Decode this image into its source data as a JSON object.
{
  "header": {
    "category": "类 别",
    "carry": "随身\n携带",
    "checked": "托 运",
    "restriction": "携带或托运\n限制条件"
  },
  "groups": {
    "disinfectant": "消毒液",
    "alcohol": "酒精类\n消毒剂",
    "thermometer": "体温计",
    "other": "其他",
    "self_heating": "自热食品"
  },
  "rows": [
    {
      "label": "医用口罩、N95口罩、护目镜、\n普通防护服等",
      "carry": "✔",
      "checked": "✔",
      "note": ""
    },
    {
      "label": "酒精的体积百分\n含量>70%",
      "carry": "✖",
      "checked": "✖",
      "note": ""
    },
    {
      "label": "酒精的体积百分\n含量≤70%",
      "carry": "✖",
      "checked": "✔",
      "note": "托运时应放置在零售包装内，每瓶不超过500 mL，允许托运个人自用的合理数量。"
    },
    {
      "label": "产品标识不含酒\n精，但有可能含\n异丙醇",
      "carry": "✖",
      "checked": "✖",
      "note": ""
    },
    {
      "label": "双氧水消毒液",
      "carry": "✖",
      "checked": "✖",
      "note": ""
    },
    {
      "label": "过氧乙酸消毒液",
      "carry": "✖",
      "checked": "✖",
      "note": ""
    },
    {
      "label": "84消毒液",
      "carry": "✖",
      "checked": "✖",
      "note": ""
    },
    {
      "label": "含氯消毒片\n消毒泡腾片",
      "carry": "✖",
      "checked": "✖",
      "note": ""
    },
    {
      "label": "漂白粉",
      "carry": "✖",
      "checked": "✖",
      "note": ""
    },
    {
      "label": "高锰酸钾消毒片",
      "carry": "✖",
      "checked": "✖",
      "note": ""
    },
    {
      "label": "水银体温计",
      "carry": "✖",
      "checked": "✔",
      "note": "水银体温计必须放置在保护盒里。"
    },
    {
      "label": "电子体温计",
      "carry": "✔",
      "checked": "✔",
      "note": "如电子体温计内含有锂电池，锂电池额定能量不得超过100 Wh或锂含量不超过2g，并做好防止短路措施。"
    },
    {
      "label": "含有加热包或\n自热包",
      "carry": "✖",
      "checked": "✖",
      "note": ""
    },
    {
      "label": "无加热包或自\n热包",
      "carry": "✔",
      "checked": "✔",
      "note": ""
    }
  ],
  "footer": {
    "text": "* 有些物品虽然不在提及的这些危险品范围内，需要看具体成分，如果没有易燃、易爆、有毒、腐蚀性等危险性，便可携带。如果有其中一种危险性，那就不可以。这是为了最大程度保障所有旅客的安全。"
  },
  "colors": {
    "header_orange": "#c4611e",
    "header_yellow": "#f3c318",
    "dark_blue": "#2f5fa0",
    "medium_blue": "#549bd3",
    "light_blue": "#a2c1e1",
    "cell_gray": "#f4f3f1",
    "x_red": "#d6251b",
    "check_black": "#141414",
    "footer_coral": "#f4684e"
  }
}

## Task instructions
Your task is to quote all of the data word for word.

## Result
Decode this image into its source data as a JSON object.
{
  "header": {
    "category": "类 别",
    "carry": "随身\n携带",
    "checked": "托 运",
    "restriction": "携带或托运\n限制条件"
  },
  "groups": {
    "disinfectant": "消毒液",
    "alcohol": "酒精类\n消毒剂",
    "thermometer": "体温计",
    "other": "其他",
    "self_heating": "自热食品"
  },
  "rows": [
    {
      "label": "医用口罩、N95口罩、护目镜、\n普通防护服等",
      "carry": "✔",
      "checked": "✔",
      "note": ""
    },
    {
      "label": "酒精的体积百分\n含量>70%",
      "carry": "✖",
      "checked": "✖",
      "note": ""
    },
    {
      "label": "酒精的体积百分\n含量≤70%",
      "carry": "✖",
      "checked": "✔",
      "note": "托运时应放置在零售包装内，每瓶不超过500 mL，允许托运个人自用的合理数量。"
    },
    {
      "label": "产品标识不含酒\n精，但有可能含\n异丙醇",
      "carry": "✖",
      "checked": "✖",
      "note": ""
    },
    {
      "label": "双氧水消毒液",
      "carry": "✖",
      "checked": "✖",
      "note": ""
    },
    {
      "label": "过氧乙酸消毒液",
      "carry": "✖",
      "checked": "✖",
      "note": ""
    },
    {
      "label": "84消毒液",
      "carry": "✖",
      "checked": "✖",
      "note": ""
    },
    {
      "label": "含氯消毒片\n消毒泡腾片",
      "carry": "✖",
      "checked": "✖",
      "note": ""
    },
    {
      "label": "漂白粉",
      "carry": "✖",
      "checked": "✖",
      "note": ""
    },
    {
      "label": "高锰酸钾消毒片",
      "carry": "✖",
      "checked": "✖",
      "note": ""
    },
    {
      "label": "水银体温计",
      "carry": "✖",
      "checked": "✔",
      "note": "水银体温计必须放置在保护盒里。"
    },
    {
      "label": "电子体温计",
      "carry": "✔",
      "checked": "✔",
      "note": "如电子体温计内含有锂电池，锂电池额定能量不得超过100 Wh或锂含量不超过2g，并做好防止短路措施。"
    },
    {
      "label": "含有加热包或\n自热包",
      "carry": "✖",
      "checked": "✖",
      "note": ""
    },
    {
      "label": "无加热包或自\n热包",
      "carry": "✔",
      "checked": "✔",
      "note": ""
    }
  ],
  "footer": {
    "text": "* 有些物品虽然不在提及的这些危险品范围内，需要看具体成分，如果没有易燃、易爆、有毒、腐蚀性等危险性，便可携带。如果有其中一种危险性，那就不可以。这是为了最大程度保障所有旅客的安全。"
  },
  "colors": {
    "header_orange": "#c4611e",
    "header_yellow": "#f3c318",
    "dark_blue": "#2f5fa0",
    "medium_blue": "#549bd3",
    "light_blue": "#a2c1e1",
    "cell_gray": "#f4f3f1",
    "x_red": "#d6251b",
    "check_black": "#141414",
    "footer_coral": "#f4684e"
  }
}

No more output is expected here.